### The request
Reproduce every entry exactly and leave its pictures out.

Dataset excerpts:

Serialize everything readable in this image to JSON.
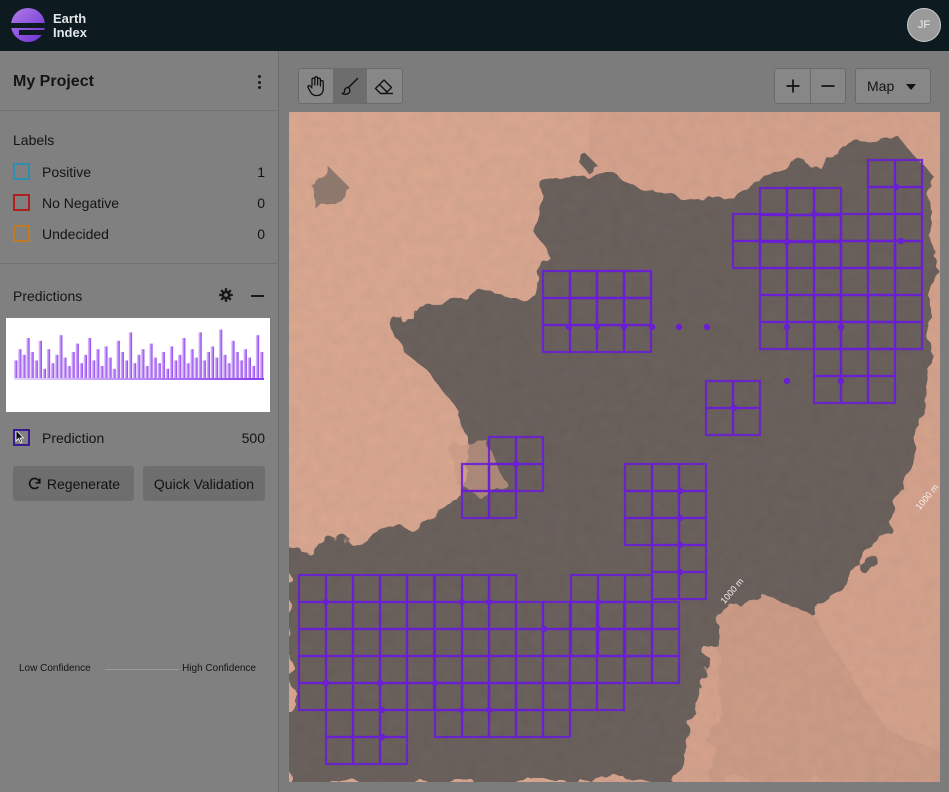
{
  "header": {
    "brand_line1": "Earth",
    "brand_line2": "Index",
    "user_initials": "JF"
  },
  "project": {
    "title": "My Project"
  },
  "labels": {
    "heading": "Labels",
    "items": [
      {
        "name": "Positive",
        "count": "1",
        "color": "#2e8fb0"
      },
      {
        "name": "No Negative",
        "count": "0",
        "color": "#b0201f"
      },
      {
        "name": "Undecided",
        "count": "0",
        "color": "#c07a25"
      }
    ]
  },
  "predictions": {
    "heading": "Predictions",
    "low_label": "Low Confidence",
    "high_label": "High Confidence",
    "prediction_label": "Prediction",
    "prediction_count": "500",
    "prediction_color": "#3a1a92",
    "regenerate_label": "Regenerate",
    "quick_validation_label": "Quick Validation",
    "histogram_levels": [
      0.35,
      0.55,
      0.45,
      0.75,
      0.5,
      0.35,
      0.7,
      0.2,
      0.55,
      0.3,
      0.45,
      0.8,
      0.4,
      0.25,
      0.5,
      0.65,
      0.3,
      0.45,
      0.75,
      0.35,
      0.55,
      0.25,
      0.6,
      0.4,
      0.2,
      0.7,
      0.5,
      0.35,
      0.85,
      0.3,
      0.45,
      0.55,
      0.25,
      0.65,
      0.4,
      0.3,
      0.5,
      0.2,
      0.6,
      0.35,
      0.45,
      0.75,
      0.3,
      0.55,
      0.4,
      0.85,
      0.35,
      0.5,
      0.6,
      0.4,
      0.9,
      0.45,
      0.3,
      0.7,
      0.5,
      0.35,
      0.55,
      0.4,
      0.25,
      0.8,
      0.5
    ]
  },
  "toolbar": {
    "map_type": "Map"
  },
  "map": {
    "scale_label_1": "1000 m",
    "scale_label_2": "1000 m",
    "grid_color": "#6a1fd1"
  },
  "icons": {
    "logo": "earth-index-logo",
    "menu": "kebab-icon",
    "settings": "gear-icon",
    "collapse": "minus-icon",
    "regenerate": "refresh-icon",
    "pan": "hand-icon",
    "brush": "brush-icon",
    "erase": "eraser-icon",
    "zoom_in": "plus-icon",
    "zoom_out": "minus-icon",
    "dropdown": "caret-down-icon",
    "pointer": "cursor-icon"
  }
}
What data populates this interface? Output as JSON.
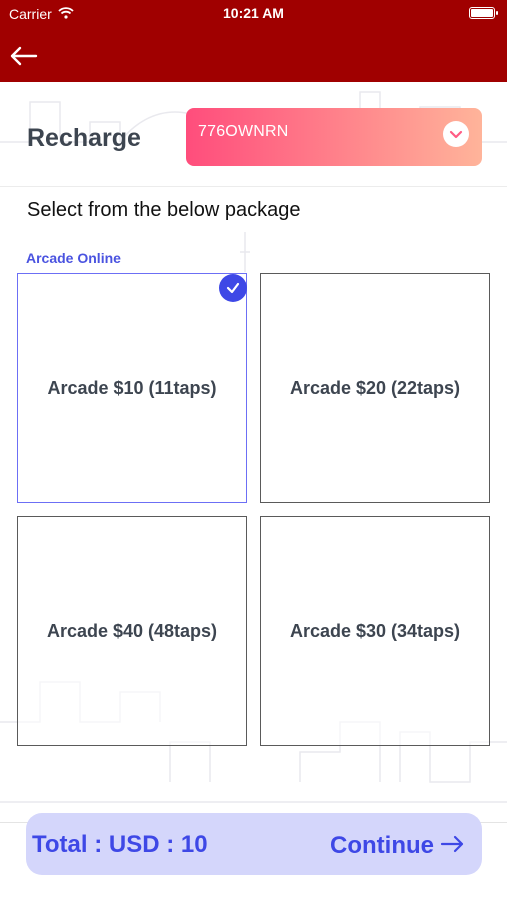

### Finished answer
Serialize everything readable in this image to JSON.
{
  "header": {
    "brand_line1": "Earth",
    "brand_line2": "Index",
    "user_initials": "JF"
  },
  "project": {
    "title": "My Project"
  },
  "labels": {
    "heading": "Labels",
    "items": [
      {
        "name": "Positive",
        "count": "1",
        "color": "#2e8fb0"
      },
      {
        "name": "No Negative",
        "count": "0",
        "color": "#b0201f"
      },
      {
        "name": "Undecided",
        "count": "0",
        "color": "#c07a25"
      }
    ]
  },
  "predictions": {
    "heading": "Predictions",
    "low_label": "Low Confidence",
    "high_label": "High Confidence",
    "prediction_label": "Prediction",
    "prediction_count": "500",
    "prediction_color": "#3a1a92",
    "regenerate_label": "Regenerate",
    "quick_validation_label": "Quick Validation",
    "histogram_levels": [
      0.35,
      0.55,
      0.45,
      0.75,
      0.5,
      0.35,
      0.7,
      0.2,
      0.55,
      0.3,
      0.45,
      0.8,
      0.4,
      0.25,
      0.5,
      0.65,
      0.3,
      0.45,
      0.75,
      0.35,
      0.55,
      0.25,
      0.6,
      0.4,
      0.2,
      0.7,
      0.5,
      0.35,
      0.85,
      0.3,
      0.45,
      0.55,
      0.25,
      0.65,
      0.4,
      0.3,
      0.5,
      0.2,
      0.6,
      0.35,
      0.45,
      0.75,
      0.3,
      0.55,
      0.4,
      0.85,
      0.35,
      0.5,
      0.6,
      0.4,
      0.9,
      0.45,
      0.3,
      0.7,
      0.5,
      0.35,
      0.55,
      0.4,
      0.25,
      0.8,
      0.5
    ]
  },
  "toolbar": {
    "map_type": "Map"
  },
  "map": {
    "scale_label_1": "1000 m",
    "scale_label_2": "1000 m",
    "grid_color": "#6a1fd1"
  },
  "icons": {
    "logo": "earth-index-logo",
    "menu": "kebab-icon",
    "settings": "gear-icon",
    "collapse": "minus-icon",
    "regenerate": "refresh-icon",
    "pan": "hand-icon",
    "brush": "brush-icon",
    "erase": "eraser-icon",
    "zoom_in": "plus-icon",
    "zoom_out": "minus-icon",
    "dropdown": "caret-down-icon",
    "pointer": "cursor-icon"
  }
}
What data populates this interface? Output as JSON.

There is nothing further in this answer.